- [SET PROBLEM]: In the listing below, locate the lines that hold "transaction" and copy them.

- [MATERIAL SUPPLIED]:
______
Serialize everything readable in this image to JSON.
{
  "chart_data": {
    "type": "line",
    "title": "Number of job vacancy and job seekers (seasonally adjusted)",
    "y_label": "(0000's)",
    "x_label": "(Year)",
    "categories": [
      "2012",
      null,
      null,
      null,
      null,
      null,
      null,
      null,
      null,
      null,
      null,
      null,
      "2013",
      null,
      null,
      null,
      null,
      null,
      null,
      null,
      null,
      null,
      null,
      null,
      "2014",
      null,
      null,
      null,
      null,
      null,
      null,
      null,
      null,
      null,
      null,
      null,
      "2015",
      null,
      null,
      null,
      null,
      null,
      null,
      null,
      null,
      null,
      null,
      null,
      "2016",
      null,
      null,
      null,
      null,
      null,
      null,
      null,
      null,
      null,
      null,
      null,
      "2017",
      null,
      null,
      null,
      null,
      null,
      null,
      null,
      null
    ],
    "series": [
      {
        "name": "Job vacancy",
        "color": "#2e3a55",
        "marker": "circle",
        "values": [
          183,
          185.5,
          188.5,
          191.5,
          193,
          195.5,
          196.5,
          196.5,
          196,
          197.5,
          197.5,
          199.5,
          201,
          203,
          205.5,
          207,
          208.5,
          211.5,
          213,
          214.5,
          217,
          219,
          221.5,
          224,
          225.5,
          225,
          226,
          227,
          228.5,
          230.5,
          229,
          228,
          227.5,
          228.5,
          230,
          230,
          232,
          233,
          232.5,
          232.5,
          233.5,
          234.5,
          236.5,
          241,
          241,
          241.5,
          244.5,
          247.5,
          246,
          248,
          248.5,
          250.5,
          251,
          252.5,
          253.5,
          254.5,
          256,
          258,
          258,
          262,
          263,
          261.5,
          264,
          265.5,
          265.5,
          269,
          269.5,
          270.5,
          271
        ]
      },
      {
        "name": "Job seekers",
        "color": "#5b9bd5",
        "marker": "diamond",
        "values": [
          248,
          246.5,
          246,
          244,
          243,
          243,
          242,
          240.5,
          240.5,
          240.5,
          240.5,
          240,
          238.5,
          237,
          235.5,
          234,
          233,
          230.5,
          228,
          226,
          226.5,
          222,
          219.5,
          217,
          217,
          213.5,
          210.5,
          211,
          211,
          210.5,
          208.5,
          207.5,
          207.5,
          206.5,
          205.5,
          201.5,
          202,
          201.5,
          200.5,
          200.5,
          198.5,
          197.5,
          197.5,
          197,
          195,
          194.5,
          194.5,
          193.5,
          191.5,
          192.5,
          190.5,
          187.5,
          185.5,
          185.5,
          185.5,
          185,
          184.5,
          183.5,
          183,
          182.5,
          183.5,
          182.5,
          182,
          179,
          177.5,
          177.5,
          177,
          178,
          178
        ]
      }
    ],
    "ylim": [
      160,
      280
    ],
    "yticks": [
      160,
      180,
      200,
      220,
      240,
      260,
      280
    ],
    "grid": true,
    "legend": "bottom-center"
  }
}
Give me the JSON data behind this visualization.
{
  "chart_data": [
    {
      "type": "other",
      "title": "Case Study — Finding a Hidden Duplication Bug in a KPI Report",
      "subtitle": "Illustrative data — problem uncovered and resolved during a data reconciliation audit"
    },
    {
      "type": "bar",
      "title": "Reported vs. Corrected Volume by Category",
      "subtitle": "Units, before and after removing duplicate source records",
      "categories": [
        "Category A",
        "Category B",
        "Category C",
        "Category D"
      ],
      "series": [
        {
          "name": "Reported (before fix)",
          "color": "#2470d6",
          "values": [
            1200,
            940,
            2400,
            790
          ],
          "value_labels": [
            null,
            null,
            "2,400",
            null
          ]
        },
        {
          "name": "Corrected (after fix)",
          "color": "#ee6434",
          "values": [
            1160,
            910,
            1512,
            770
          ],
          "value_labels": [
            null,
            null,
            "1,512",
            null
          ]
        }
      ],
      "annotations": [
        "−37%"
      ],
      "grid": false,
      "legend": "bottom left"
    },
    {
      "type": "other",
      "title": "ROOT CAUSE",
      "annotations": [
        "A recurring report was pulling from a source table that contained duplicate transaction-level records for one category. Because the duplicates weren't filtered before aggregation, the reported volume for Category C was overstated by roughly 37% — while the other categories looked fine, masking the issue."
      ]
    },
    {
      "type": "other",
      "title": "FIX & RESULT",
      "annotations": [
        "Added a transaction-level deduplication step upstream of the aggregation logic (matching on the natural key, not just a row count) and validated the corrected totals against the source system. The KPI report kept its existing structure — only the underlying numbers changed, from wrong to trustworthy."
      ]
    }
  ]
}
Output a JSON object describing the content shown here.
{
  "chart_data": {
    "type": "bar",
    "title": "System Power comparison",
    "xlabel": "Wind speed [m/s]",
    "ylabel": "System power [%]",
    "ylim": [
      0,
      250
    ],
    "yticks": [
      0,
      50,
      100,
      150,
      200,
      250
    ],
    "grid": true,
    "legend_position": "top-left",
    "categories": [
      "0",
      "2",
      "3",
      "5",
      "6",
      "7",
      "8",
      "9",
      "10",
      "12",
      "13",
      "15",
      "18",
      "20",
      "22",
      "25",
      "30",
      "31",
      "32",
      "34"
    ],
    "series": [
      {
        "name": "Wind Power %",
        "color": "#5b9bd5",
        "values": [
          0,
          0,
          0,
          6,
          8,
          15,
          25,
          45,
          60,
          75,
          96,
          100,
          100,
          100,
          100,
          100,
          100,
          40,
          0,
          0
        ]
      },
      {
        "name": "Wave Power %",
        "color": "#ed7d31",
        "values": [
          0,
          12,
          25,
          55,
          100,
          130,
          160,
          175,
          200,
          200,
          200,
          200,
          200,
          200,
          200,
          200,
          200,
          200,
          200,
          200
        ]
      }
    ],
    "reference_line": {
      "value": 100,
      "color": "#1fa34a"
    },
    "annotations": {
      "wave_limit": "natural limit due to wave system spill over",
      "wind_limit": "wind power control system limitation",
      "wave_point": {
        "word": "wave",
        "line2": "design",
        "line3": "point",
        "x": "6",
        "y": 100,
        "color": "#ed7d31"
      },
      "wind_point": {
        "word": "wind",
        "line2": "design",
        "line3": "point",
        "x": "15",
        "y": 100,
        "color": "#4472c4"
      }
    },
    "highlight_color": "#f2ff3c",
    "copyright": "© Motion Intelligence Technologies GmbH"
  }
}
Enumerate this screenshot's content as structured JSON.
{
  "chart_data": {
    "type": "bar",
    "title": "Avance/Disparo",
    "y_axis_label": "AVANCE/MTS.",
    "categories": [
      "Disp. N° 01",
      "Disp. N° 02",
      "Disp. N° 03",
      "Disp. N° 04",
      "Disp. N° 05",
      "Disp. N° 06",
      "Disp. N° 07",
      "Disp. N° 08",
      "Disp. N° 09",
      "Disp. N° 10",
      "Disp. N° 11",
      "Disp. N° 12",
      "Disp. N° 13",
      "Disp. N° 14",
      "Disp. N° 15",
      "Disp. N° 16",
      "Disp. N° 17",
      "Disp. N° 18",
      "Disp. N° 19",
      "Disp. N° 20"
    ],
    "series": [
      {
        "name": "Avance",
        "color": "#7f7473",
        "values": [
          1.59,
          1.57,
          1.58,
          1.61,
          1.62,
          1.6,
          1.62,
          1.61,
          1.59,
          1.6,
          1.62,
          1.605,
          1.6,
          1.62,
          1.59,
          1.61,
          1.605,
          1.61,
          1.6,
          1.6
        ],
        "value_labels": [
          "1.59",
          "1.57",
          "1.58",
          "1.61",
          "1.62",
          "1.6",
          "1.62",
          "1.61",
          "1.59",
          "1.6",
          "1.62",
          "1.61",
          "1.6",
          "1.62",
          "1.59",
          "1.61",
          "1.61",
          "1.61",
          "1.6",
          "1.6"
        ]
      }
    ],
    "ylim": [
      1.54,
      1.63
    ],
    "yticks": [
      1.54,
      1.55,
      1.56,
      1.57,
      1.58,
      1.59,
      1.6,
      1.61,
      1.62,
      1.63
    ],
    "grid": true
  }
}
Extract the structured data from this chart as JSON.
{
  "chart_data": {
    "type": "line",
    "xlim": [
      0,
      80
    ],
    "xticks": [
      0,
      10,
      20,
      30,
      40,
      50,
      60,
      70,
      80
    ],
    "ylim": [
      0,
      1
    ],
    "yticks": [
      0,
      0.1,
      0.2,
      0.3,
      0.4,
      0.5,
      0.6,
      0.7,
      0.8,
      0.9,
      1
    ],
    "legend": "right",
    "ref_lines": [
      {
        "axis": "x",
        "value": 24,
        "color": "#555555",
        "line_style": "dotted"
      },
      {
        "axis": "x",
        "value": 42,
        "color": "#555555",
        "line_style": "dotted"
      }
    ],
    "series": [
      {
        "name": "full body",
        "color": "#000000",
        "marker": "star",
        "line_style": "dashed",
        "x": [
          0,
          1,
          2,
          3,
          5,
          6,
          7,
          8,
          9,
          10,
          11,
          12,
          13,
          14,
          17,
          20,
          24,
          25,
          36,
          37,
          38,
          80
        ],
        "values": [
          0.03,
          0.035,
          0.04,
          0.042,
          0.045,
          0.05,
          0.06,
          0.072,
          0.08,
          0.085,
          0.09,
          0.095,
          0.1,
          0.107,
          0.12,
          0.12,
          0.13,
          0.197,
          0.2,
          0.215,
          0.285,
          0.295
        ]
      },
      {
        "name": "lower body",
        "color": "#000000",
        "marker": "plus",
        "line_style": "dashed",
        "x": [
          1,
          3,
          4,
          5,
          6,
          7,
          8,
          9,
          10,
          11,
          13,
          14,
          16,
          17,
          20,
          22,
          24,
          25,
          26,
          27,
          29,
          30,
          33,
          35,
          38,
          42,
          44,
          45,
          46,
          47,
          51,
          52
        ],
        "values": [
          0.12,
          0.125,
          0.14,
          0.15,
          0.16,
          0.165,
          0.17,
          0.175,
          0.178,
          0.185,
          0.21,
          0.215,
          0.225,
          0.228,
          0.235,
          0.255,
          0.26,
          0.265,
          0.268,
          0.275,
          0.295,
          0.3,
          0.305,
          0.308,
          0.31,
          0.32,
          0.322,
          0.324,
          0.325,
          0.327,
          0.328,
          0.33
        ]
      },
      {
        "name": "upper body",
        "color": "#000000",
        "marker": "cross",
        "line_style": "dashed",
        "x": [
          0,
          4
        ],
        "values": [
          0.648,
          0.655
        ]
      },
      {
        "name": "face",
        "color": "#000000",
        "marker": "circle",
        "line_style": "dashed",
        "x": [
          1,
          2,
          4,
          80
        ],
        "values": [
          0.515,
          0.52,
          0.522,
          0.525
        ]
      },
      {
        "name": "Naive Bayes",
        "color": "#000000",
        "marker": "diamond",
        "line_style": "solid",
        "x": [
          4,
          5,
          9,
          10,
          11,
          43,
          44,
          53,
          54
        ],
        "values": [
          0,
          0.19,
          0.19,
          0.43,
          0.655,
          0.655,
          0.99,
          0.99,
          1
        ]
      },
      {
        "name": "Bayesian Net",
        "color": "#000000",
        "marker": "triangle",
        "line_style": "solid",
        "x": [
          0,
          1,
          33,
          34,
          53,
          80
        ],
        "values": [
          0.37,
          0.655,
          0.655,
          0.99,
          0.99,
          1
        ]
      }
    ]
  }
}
______
- [COMPLETE OUTPUT]:
        "A recurring report was pulling from a source table that contained duplicate transaction-level records for one category. Because the duplicates weren't filtered before aggregation, the reported volume for Category C was overstated by roughly 37% — while the other categories looked fine, masking the issue."
        "Added a transaction-level deduplication step upstream of the aggregation logic (matching on the natural key, not just a row count) and validated the corrected totals against the source system. The KPI report kept its existing structure — only the underlying numbers changed, from wrong to trustworthy."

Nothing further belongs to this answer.